STATED EXERCISE:
Set down all of the entries word for word, omitting the images they contain.

SUPPLIED DATA:
★ ★ ★ ★ ★ ★ ★

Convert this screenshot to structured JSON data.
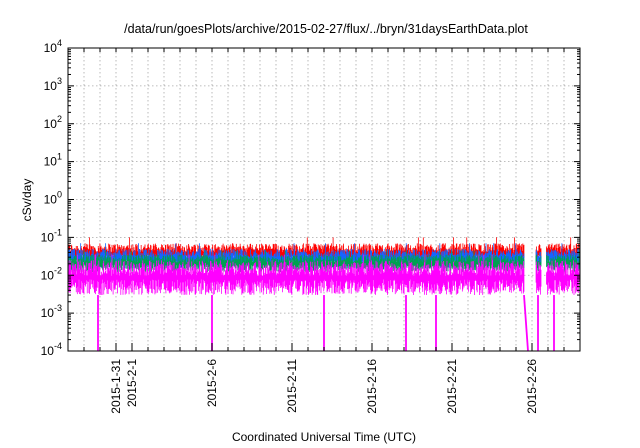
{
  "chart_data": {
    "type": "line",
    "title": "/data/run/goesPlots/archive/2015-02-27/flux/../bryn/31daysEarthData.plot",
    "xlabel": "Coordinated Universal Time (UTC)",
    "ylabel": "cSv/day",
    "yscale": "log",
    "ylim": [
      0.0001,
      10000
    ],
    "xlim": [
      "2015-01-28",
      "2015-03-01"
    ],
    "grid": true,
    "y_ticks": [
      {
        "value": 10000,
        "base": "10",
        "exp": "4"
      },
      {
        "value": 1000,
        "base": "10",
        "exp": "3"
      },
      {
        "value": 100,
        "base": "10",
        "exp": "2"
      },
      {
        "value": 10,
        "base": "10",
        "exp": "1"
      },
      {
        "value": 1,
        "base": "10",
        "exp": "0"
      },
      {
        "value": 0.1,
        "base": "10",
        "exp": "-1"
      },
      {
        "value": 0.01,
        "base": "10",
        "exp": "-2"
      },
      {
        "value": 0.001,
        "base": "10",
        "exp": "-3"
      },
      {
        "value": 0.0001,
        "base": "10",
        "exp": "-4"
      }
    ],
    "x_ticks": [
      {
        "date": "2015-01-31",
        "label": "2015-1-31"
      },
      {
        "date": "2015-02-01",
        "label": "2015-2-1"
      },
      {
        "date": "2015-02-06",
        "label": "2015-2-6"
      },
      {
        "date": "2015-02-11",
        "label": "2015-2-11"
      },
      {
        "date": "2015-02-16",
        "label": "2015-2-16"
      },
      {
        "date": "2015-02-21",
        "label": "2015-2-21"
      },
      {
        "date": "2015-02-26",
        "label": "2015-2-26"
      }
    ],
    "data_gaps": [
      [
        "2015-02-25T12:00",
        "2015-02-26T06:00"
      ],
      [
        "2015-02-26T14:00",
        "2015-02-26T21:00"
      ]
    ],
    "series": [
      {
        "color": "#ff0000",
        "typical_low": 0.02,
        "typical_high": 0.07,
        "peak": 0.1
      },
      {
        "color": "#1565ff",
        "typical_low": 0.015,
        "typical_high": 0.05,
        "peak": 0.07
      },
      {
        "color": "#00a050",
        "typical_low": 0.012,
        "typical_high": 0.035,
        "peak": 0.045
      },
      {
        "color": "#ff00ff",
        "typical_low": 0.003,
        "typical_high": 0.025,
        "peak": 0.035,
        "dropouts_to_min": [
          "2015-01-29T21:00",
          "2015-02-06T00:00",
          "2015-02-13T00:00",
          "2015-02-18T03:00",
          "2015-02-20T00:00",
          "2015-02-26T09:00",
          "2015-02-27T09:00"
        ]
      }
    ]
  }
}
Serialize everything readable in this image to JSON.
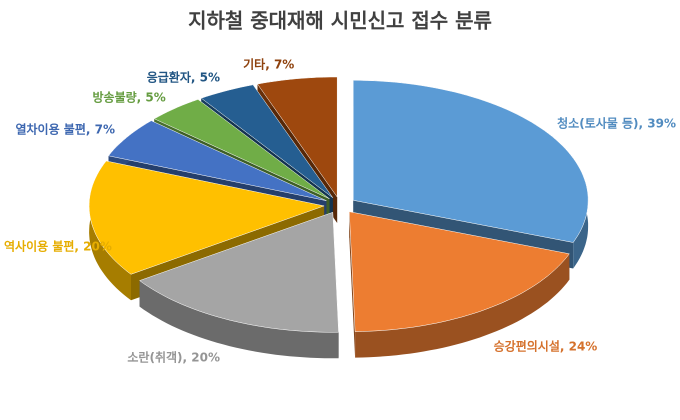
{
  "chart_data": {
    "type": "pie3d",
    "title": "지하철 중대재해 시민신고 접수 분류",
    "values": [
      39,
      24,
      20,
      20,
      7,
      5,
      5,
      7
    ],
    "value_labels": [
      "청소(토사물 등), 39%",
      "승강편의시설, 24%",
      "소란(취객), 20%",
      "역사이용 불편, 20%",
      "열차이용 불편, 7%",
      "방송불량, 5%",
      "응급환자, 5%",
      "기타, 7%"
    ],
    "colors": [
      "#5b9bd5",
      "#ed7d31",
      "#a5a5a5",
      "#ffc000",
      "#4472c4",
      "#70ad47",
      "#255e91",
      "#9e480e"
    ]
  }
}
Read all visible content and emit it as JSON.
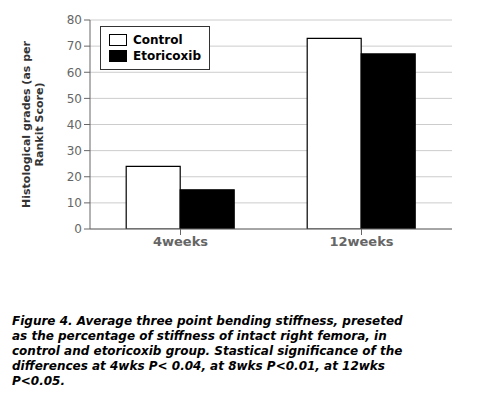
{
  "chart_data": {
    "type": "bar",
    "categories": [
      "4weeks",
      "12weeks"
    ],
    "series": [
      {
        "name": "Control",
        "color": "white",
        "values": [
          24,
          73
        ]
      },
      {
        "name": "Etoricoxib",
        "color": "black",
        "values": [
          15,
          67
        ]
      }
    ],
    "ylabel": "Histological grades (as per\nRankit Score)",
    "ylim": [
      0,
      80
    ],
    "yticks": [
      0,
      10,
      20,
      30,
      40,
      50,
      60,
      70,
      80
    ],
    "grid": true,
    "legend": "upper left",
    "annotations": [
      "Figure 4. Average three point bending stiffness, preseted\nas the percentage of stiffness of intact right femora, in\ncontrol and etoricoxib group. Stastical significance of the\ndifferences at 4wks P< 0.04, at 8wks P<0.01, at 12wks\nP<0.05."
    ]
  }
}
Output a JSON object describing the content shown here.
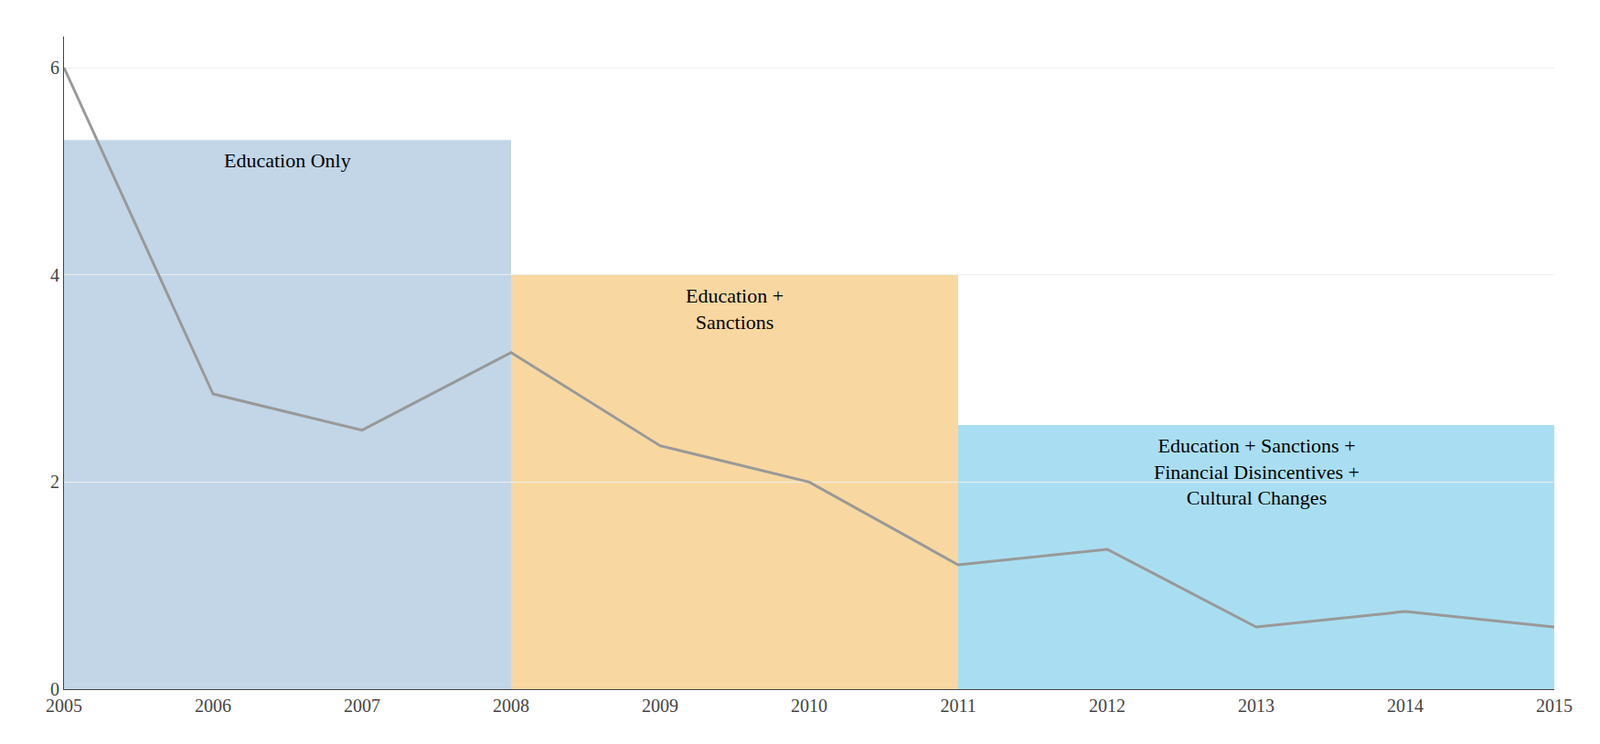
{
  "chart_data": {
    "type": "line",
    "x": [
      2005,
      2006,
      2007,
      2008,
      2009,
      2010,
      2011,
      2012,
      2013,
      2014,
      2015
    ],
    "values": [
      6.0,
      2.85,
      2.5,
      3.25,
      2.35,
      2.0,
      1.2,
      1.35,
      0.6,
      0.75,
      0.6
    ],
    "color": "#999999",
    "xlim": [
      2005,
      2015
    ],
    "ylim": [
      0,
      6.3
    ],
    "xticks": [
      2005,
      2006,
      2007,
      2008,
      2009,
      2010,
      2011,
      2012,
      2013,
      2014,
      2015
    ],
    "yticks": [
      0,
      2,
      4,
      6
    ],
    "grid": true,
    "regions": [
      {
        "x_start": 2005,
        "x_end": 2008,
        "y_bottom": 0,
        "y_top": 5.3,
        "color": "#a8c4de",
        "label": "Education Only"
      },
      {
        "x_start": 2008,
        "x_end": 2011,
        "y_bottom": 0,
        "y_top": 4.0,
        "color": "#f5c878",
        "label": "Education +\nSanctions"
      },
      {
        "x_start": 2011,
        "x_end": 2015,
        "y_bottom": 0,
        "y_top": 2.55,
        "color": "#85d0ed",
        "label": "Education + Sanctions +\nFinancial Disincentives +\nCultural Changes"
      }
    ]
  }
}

★ ★ ★ ★ ★ ★ ★

SOLUTION FOR THIS PROBLEM:
Convert this screenshot to structured JSON data.
{
  "chart_data": {
    "type": "line",
    "title": "/data/run/goesPlots/archive/2015-02-27/flux/../bryn/31daysEarthData.plot",
    "xlabel": "Coordinated Universal Time (UTC)",
    "ylabel": "cSv/day",
    "yscale": "log",
    "ylim": [
      0.0001,
      10000
    ],
    "xlim": [
      "2015-01-28",
      "2015-03-01"
    ],
    "grid": true,
    "y_ticks": [
      {
        "value": 10000,
        "base": "10",
        "exp": "4"
      },
      {
        "value": 1000,
        "base": "10",
        "exp": "3"
      },
      {
        "value": 100,
        "base": "10",
        "exp": "2"
      },
      {
        "value": 10,
        "base": "10",
        "exp": "1"
      },
      {
        "value": 1,
        "base": "10",
        "exp": "0"
      },
      {
        "value": 0.1,
        "base": "10",
        "exp": "-1"
      },
      {
        "value": 0.01,
        "base": "10",
        "exp": "-2"
      },
      {
        "value": 0.001,
        "base": "10",
        "exp": "-3"
      },
      {
        "value": 0.0001,
        "base": "10",
        "exp": "-4"
      }
    ],
    "x_ticks": [
      {
        "date": "2015-01-31",
        "label": "2015-1-31"
      },
      {
        "date": "2015-02-01",
        "label": "2015-2-1"
      },
      {
        "date": "2015-02-06",
        "label": "2015-2-6"
      },
      {
        "date": "2015-02-11",
        "label": "2015-2-11"
      },
      {
        "date": "2015-02-16",
        "label": "2015-2-16"
      },
      {
        "date": "2015-02-21",
        "label": "2015-2-21"
      },
      {
        "date": "2015-02-26",
        "label": "2015-2-26"
      }
    ],
    "data_gaps": [
      [
        "2015-02-25T12:00",
        "2015-02-26T06:00"
      ],
      [
        "2015-02-26T14:00",
        "2015-02-26T21:00"
      ]
    ],
    "series": [
      {
        "color": "#ff0000",
        "typical_low": 0.02,
        "typical_high": 0.07,
        "peak": 0.1
      },
      {
        "color": "#1565ff",
        "typical_low": 0.015,
        "typical_high": 0.05,
        "peak": 0.07
      },
      {
        "color": "#00a050",
        "typical_low": 0.012,
        "typical_high": 0.035,
        "peak": 0.045
      },
      {
        "color": "#ff00ff",
        "typical_low": 0.003,
        "typical_high": 0.025,
        "peak": 0.035,
        "dropouts_to_min": [
          "2015-01-29T21:00",
          "2015-02-06T00:00",
          "2015-02-13T00:00",
          "2015-02-18T03:00",
          "2015-02-20T00:00",
          "2015-02-26T09:00",
          "2015-02-27T09:00"
        ]
      }
    ]
  }
}
Serialize everything readable in this image to JSON.
{
  "chart_data": {
    "type": "pie3d",
    "title": "지하철 중대재해 시민신고 접수 분류",
    "values": [
      39,
      24,
      20,
      20,
      7,
      5,
      5,
      7
    ],
    "value_labels": [
      "청소(토사물 등), 39%",
      "승강편의시설, 24%",
      "소란(취객), 20%",
      "역사이용 불편, 20%",
      "열차이용 불편, 7%",
      "방송불량, 5%",
      "응급환자, 5%",
      "기타, 7%"
    ],
    "colors": [
      "#5b9bd5",
      "#ed7d31",
      "#a5a5a5",
      "#ffc000",
      "#4472c4",
      "#70ad47",
      "#255e91",
      "#9e480e"
    ]
  }
}
Read all visible content and emit it as JSON.
{
  "chart_data": {
    "type": "bar",
    "categories": [
      "4weeks",
      "12weeks"
    ],
    "series": [
      {
        "name": "Control",
        "color": "white",
        "values": [
          24,
          73
        ]
      },
      {
        "name": "Etoricoxib",
        "color": "black",
        "values": [
          15,
          67
        ]
      }
    ],
    "ylabel": "Histological grades (as per\nRankit Score)",
    "ylim": [
      0,
      80
    ],
    "yticks": [
      0,
      10,
      20,
      30,
      40,
      50,
      60,
      70,
      80
    ],
    "grid": true,
    "legend": "upper left",
    "annotations": [
      "Figure 4. Average three point bending stiffness, preseted\nas the percentage of stiffness of intact right femora, in\ncontrol and etoricoxib group. Stastical significance of the\ndifferences at 4wks P< 0.04, at 8wks P<0.01, at 12wks\nP<0.05."
    ]
  }
}
Output a JSON object describing the content shown here.
{
  "chart_data": {
    "type": "line",
    "x": [
      2005,
      2006,
      2007,
      2008,
      2009,
      2010,
      2011,
      2012,
      2013,
      2014,
      2015
    ],
    "values": [
      6.0,
      2.85,
      2.5,
      3.25,
      2.35,
      2.0,
      1.2,
      1.35,
      0.6,
      0.75,
      0.6
    ],
    "color": "#999999",
    "xlim": [
      2005,
      2015
    ],
    "ylim": [
      0,
      6.3
    ],
    "xticks": [
      2005,
      2006,
      2007,
      2008,
      2009,
      2010,
      2011,
      2012,
      2013,
      2014,
      2015
    ],
    "yticks": [
      0,
      2,
      4,
      6
    ],
    "grid": true,
    "regions": [
      {
        "x_start": 2005,
        "x_end": 2008,
        "y_bottom": 0,
        "y_top": 5.3,
        "color": "#a8c4de",
        "label": "Education Only"
      },
      {
        "x_start": 2008,
        "x_end": 2011,
        "y_bottom": 0,
        "y_top": 4.0,
        "color": "#f5c878",
        "label": "Education +\nSanctions"
      },
      {
        "x_start": 2011,
        "x_end": 2015,
        "y_bottom": 0,
        "y_top": 2.55,
        "color": "#85d0ed",
        "label": "Education + Sanctions +\nFinancial Disincentives +\nCultural Changes"
      }
    ]
  }
}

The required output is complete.